» **Text to read**:
Welcome to my very first ever New Yorker subscription existential crisis

I have a subscription to The New Yorker, the print edition. It is the one magazine that I like holding in my hands while reading.

Circling unfamiliar, fanciful, and inventive words is part of my reading habit. Circling whole paragraphs. Underlining brilliant turns of phrase. Highlighting exciting writing. This magazine feeds that habit well. The writing is occasionally above my fighting weight, and I appreciate that.

Every time I read The New Yorker, I come away feeling a little smarter, a little more informed, and definitely motivated to keep writing.

Living in Mexico, the New Yorker can arrive two or three weeks later than it should. More often than not, it is the only thing in my mailbox. Late delivery didn’t matter when the content was less topical. Good writing is good writing and it is timeless. I always valued the New Yorker more for its literary content than for its news.

Even the front-of-the-book calendar on events happening in New York City is entertaining, even when those events occurred several weeks ago. New Yorker writers are like the city — bright, challenging, acerbic, engaging, chatty, witty, savvy and, above all, never dull.

The New Yorker is trying to be more timely and that works against my cross-border mail delivery universe. It is still some of the best writing around but by the time the magazine reaches my hands, the rest of the world has moved on. Now, when I pick up a copy, I find that I’ve read most of the stories online.

I also have a large stack of old New Yorkers that I am reluctant to throw out. It feels like hoarding.

So, I thought, time to switch to an online subscription.

Imagine my surprise, then,  when I went online and found that my print subscription expired March 1, 2015.

Is that even possible?

For years, the New Yorker has been arriving faithfully, sometimes two at a time after especially long delivery droughts. And I’ve never once paid my subscription?

For once, I am moved to use two words I despise to describe this moment: existential crisis.

My prized subscription, my only subscription to a printed thing – and I’m what? A glitch in the operation? A bug in the system? A ghost in the machine?

This is a computerized universe. We are a data-driven society. Marketers can tell when your stomach is growling or when you are leaning more Democrat — and swiftly rectify the course of things with ads uniquely chosen for your predicament. To say we are living our authentic lives today means that we are jogging beside a digital stream that knows our every need, predicts our every whim — and responds accordingly.

Usually, an alert arrives well before a subscription expires. Most offer automatic renewal if you choose to take no further action. My online newspaper subscriptions work like that. Convenient, timely, and seamless.

I am not the most conscientious bookkeeper when it comes to my bank accounts. Most times I don’t even think about it. The pension and Social Security come in and the bills get paid. If there is anything left, that is gravy.

I don’t recall an expiration or renewal notice from the New Yorker‘s data grinders. That would have gotten my attention.

» **Data block**:
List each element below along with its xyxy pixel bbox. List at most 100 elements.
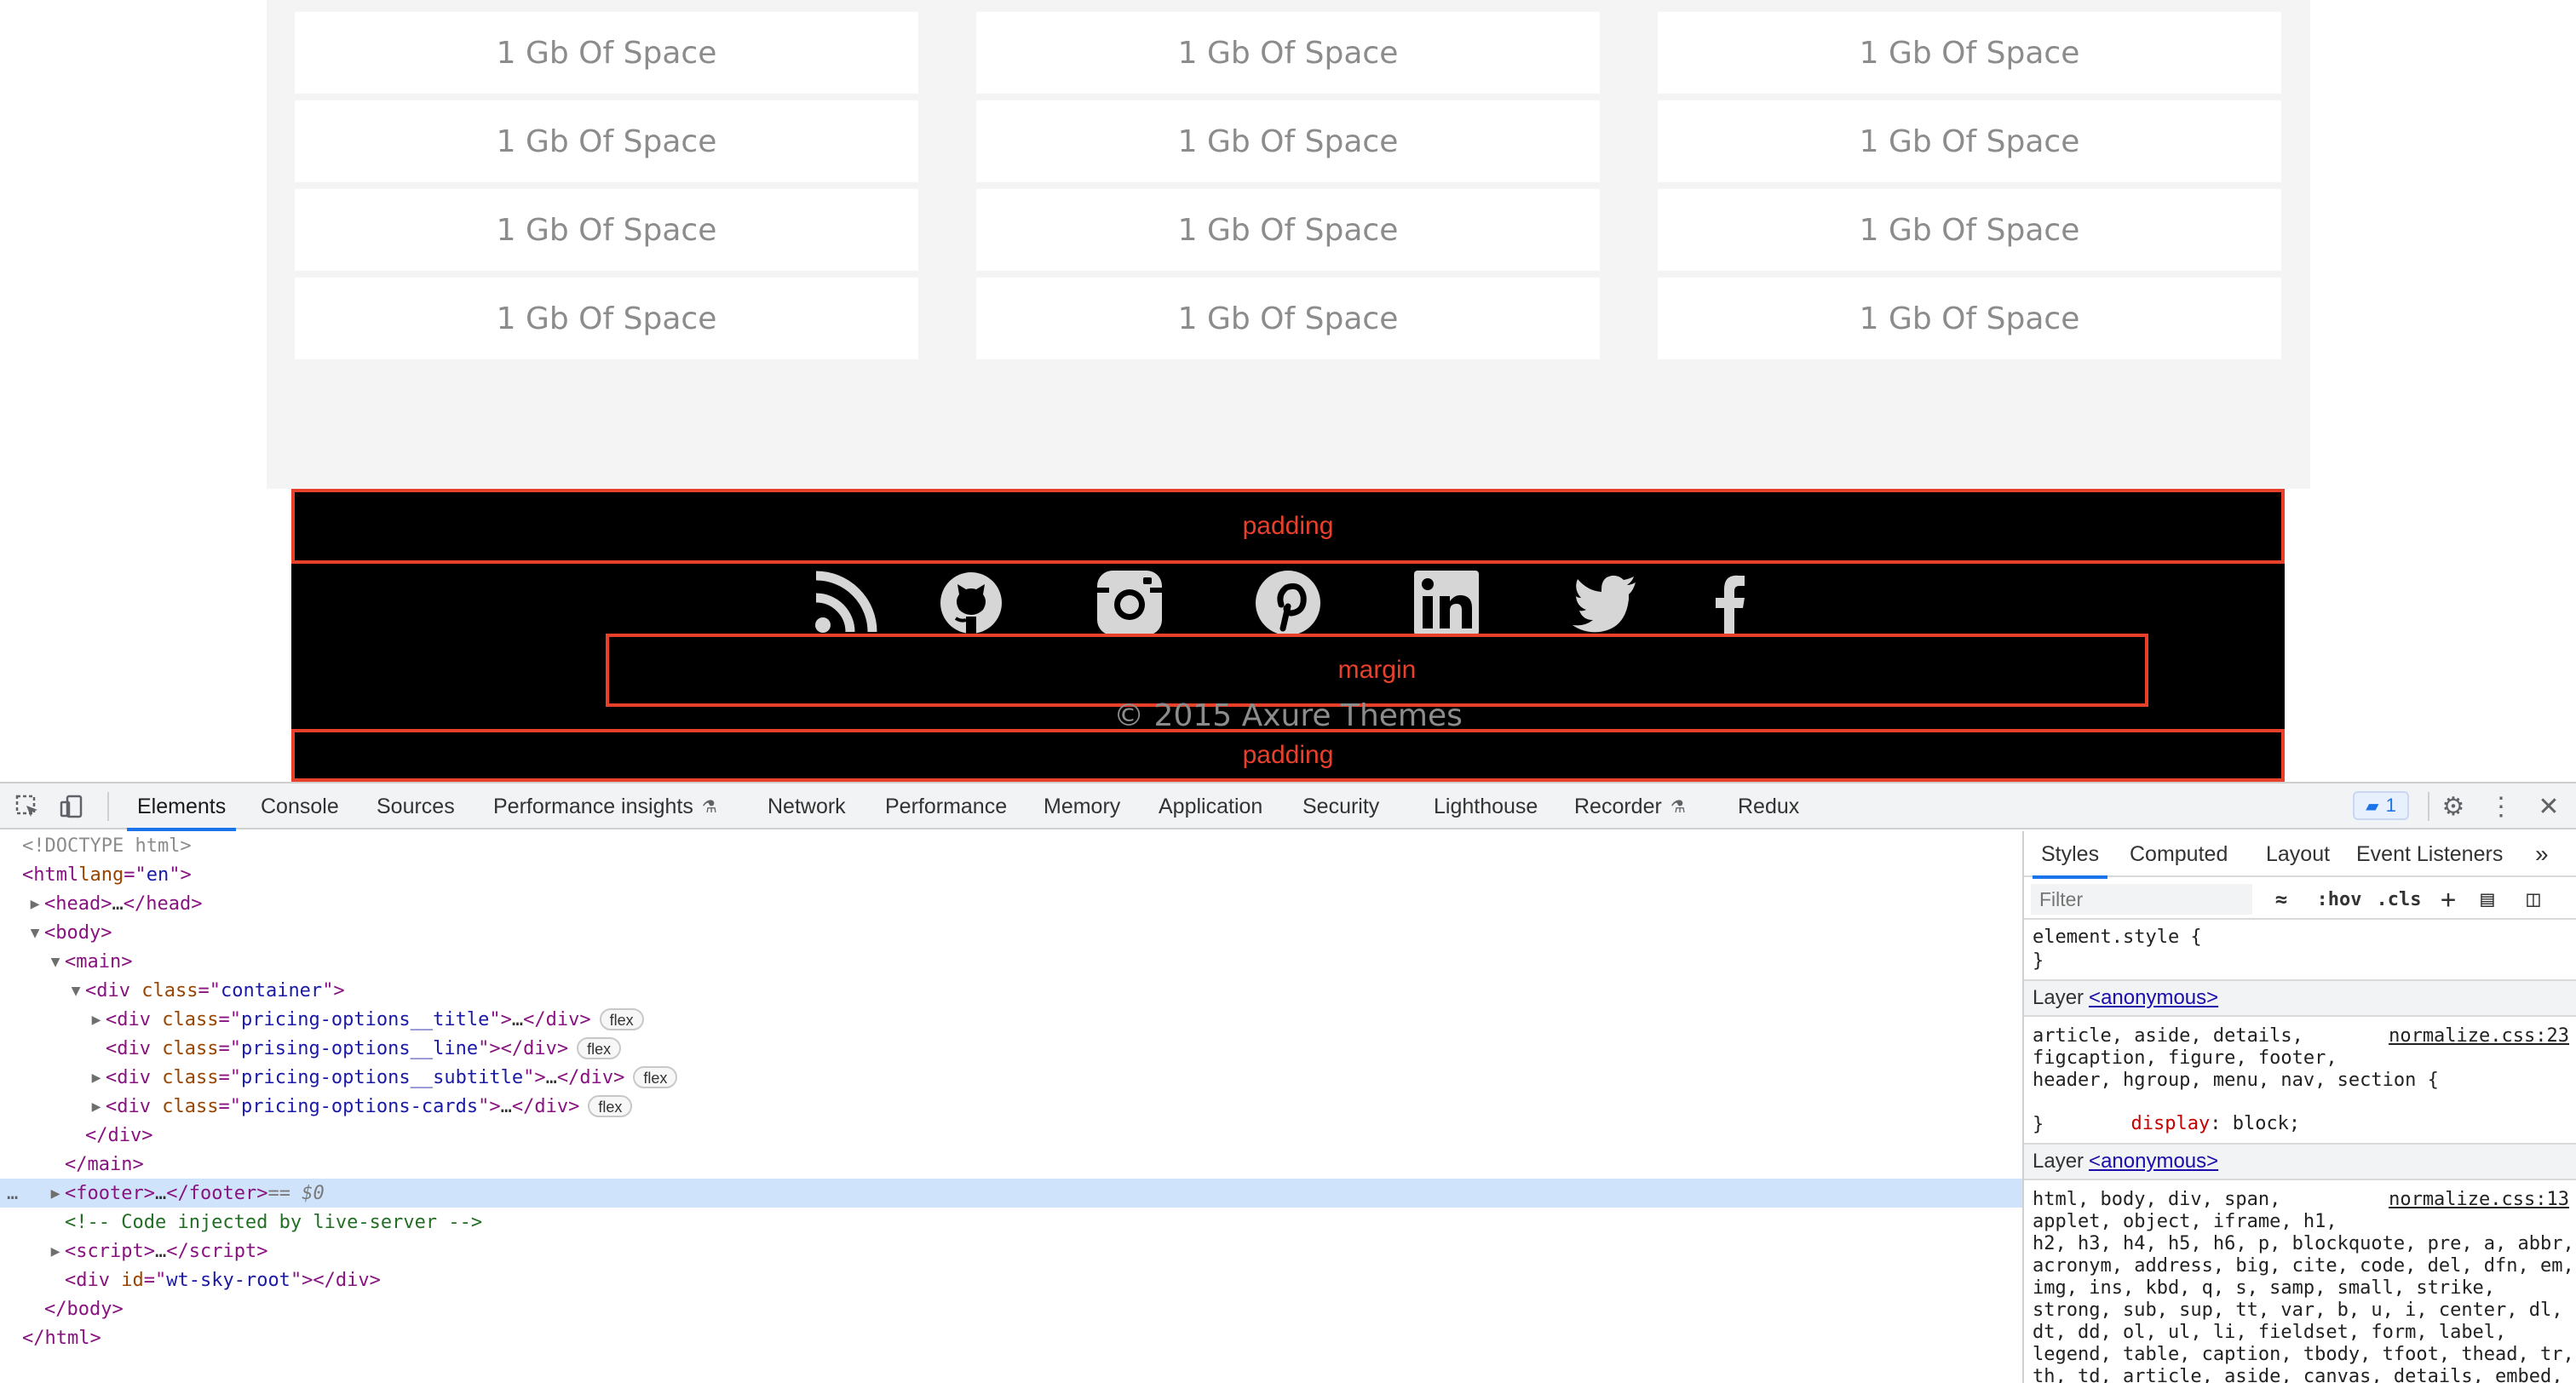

» **Exercise 1**:
In the post about the New Yorker subscription, on what date did the print subscription expire?
» **Exercise 2**:
Write out everything in the New Yorker subscription post from "For years, the" down to "and responds accordingly.".
» **Exercise 3**:
Continue the post about the New Yorker subscription from its last sentence.
The data comes from a different source than the text.

» **Task answer 1**:
March 1, 2015.

» **Task answer 2**:
For years, the New Yorker has been arriving faithfully, sometimes two at a time after especially long delivery droughts. And I’ve never once paid my subscription?

For once, I am moved to use two words I despise to describe this moment: existential crisis.

My prized subscription, my only subscription to a printed thing – and I’m what? A glitch in the operation? A bug in the system? A ghost in the machine?

This is a computerized universe. We are a data-driven society. Marketers can tell when your stomach is growling or when you are leaning more Democrat — and swiftly rectify the course of things with ads uniquely chosen for your predicament. To say we are living our authentic lives today means that we are jogging beside a digital stream that knows our every need, predicts our every whim — and responds accordingly.

» **Task answer 3**:
Recently, The New Yorker did send me a rejection letter for an essay that I wrote for the magazine’s Shouts & Murmurs section. I sent it in about six months ago and they did warn me that the backlog was horrific. (Ie: “Don’t hold your breath.”) 

It was my first New Yorker rejection and didn’t hurt nearly as much as I thought it might. It wasn’t even an, um, existential crisis.

(Here is a copy of the essay: That time Guy Raz interviewed Satan on the NPR podcast “How I Built This.” Look, I know it is not New Yorker material. A guy’s gotta dream though, huh?)

I actually felt at the time that the humor in my essay was more topically in tune with David Egger’s McSweeney’s magazine. I had a momentary dream of submitting to both, having both simultaneously accept the article, setting off a fierce bidding war that resulted in publicity to all the right people and a three-book publishing contract with an embarrassingly frothy advance.

Instead, I thought, let’s give the New Yorker a chance. It was, after all, my first love, in a literary sense.

So, months after submitting, and forgetting like a furtive one-night stand, I found out that I wasn’t ghosted. I was rejected.

In fact, it felt pretty good. How many people can say they got turned down by The New Yorker

Real answer: Lots. And often. 

Getting published follows the same rules as winning the lottery. You have to buy a ticket to win. And most likely, you’ll need to buy lots and lots of tickets before you get a winner.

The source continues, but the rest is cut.